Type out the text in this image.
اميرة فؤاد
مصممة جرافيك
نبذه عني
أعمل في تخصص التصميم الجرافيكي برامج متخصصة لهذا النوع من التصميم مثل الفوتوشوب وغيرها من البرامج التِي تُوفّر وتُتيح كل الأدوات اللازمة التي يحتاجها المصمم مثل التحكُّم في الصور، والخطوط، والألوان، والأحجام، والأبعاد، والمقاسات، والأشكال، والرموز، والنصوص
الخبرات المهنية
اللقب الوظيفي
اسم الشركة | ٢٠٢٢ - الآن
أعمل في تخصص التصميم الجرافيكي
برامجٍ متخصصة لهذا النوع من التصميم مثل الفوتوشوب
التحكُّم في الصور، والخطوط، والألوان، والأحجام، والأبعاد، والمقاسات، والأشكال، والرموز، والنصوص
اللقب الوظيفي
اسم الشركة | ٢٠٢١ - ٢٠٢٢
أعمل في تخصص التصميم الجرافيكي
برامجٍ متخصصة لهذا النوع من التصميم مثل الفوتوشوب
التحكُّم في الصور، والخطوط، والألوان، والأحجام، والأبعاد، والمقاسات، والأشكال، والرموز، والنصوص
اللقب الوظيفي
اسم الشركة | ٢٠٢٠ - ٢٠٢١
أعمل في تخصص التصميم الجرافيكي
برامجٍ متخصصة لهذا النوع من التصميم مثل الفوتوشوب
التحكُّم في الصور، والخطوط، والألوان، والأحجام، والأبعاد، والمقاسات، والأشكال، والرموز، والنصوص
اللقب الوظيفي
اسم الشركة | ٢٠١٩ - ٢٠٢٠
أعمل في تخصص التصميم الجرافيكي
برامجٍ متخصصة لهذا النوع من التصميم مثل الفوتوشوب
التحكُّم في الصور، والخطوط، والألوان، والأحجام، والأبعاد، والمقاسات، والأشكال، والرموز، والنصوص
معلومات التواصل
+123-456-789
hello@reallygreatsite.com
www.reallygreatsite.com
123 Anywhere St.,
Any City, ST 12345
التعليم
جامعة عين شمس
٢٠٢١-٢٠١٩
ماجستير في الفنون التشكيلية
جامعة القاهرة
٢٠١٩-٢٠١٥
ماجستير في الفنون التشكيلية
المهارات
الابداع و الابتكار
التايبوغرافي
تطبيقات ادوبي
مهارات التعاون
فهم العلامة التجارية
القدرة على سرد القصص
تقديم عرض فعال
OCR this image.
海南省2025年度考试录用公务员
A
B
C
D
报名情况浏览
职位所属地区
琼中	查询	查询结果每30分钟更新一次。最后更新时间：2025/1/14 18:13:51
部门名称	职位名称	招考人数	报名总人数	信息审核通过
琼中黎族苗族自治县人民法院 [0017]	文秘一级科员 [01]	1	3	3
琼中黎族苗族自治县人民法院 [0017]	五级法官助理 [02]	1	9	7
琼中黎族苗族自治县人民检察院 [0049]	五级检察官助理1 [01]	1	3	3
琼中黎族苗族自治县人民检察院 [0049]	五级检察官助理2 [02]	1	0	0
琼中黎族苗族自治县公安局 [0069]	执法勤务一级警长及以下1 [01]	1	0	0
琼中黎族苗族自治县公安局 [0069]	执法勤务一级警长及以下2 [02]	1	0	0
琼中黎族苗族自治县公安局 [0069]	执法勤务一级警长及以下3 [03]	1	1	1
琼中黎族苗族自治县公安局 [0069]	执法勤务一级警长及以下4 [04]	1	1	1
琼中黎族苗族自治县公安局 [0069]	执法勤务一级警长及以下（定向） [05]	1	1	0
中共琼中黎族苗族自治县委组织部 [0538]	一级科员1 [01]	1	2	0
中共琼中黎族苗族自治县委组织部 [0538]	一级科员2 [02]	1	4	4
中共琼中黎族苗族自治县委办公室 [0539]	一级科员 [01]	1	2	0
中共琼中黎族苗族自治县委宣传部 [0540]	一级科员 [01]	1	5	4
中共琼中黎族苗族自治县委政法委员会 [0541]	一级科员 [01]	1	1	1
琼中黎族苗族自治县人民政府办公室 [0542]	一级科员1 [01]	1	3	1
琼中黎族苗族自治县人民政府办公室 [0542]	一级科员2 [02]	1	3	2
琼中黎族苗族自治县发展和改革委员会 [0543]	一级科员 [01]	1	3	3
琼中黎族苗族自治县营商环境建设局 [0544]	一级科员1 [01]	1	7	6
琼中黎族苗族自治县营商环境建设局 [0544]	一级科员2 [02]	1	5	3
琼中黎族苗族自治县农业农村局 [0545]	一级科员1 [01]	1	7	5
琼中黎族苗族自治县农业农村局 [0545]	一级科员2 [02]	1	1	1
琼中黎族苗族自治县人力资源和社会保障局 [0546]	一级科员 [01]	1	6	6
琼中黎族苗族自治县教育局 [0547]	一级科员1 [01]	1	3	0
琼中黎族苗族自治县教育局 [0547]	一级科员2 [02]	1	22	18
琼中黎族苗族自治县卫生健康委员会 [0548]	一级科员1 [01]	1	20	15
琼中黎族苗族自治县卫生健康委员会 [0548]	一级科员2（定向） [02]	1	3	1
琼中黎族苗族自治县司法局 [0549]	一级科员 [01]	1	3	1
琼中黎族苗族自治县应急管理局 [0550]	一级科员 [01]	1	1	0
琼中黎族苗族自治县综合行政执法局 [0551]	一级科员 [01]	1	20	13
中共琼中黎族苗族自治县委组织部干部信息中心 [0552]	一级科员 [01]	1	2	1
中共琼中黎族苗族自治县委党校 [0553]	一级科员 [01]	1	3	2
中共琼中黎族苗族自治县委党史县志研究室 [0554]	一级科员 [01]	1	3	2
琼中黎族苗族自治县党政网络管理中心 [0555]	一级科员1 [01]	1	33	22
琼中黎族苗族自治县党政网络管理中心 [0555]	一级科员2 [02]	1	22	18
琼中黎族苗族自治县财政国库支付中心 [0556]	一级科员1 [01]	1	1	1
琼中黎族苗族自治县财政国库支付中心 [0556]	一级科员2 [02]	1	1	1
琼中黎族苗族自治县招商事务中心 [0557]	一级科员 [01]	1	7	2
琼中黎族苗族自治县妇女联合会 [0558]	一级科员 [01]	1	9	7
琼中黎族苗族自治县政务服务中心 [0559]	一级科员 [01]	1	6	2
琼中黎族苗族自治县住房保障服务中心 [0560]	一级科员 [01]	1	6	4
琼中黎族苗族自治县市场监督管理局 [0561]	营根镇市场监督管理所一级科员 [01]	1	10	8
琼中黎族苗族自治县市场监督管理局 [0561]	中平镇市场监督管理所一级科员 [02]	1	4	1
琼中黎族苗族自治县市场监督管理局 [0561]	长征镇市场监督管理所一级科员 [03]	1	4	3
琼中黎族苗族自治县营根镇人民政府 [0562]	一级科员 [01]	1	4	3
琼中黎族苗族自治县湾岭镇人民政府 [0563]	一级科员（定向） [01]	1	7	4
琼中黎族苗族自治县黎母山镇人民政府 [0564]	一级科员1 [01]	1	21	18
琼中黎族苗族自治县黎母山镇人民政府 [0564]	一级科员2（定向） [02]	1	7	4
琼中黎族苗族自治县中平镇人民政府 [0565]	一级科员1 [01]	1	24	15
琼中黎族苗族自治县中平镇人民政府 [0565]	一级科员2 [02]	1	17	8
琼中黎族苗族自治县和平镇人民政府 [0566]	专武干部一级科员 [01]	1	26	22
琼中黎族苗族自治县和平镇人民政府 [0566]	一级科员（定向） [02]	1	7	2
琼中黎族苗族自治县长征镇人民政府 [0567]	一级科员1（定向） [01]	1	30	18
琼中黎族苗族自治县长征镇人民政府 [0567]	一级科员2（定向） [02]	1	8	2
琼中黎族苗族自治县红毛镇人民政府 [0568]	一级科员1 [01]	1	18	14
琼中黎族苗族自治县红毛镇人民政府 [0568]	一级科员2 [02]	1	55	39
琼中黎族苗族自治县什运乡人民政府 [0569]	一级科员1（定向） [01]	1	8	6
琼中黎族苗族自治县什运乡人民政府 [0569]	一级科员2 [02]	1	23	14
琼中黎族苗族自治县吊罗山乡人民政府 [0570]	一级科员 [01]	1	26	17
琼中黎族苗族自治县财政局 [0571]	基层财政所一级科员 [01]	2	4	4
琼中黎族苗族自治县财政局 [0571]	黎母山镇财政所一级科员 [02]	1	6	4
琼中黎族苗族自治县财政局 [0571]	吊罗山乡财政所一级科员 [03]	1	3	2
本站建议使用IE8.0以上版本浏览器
********
TASK DETAILS:
Copy out each line of the entries that holds "琼中黎族苗族自治县什运乡人民政府".

RIGHT ANSWER:
琼中黎族苗族自治县什运乡人民政府 [0569]	一级科员1（定向） [01]	1	8	6
琼中黎族苗族自治县什运乡人民政府 [0569]	一级科员2 [02]	1	23	14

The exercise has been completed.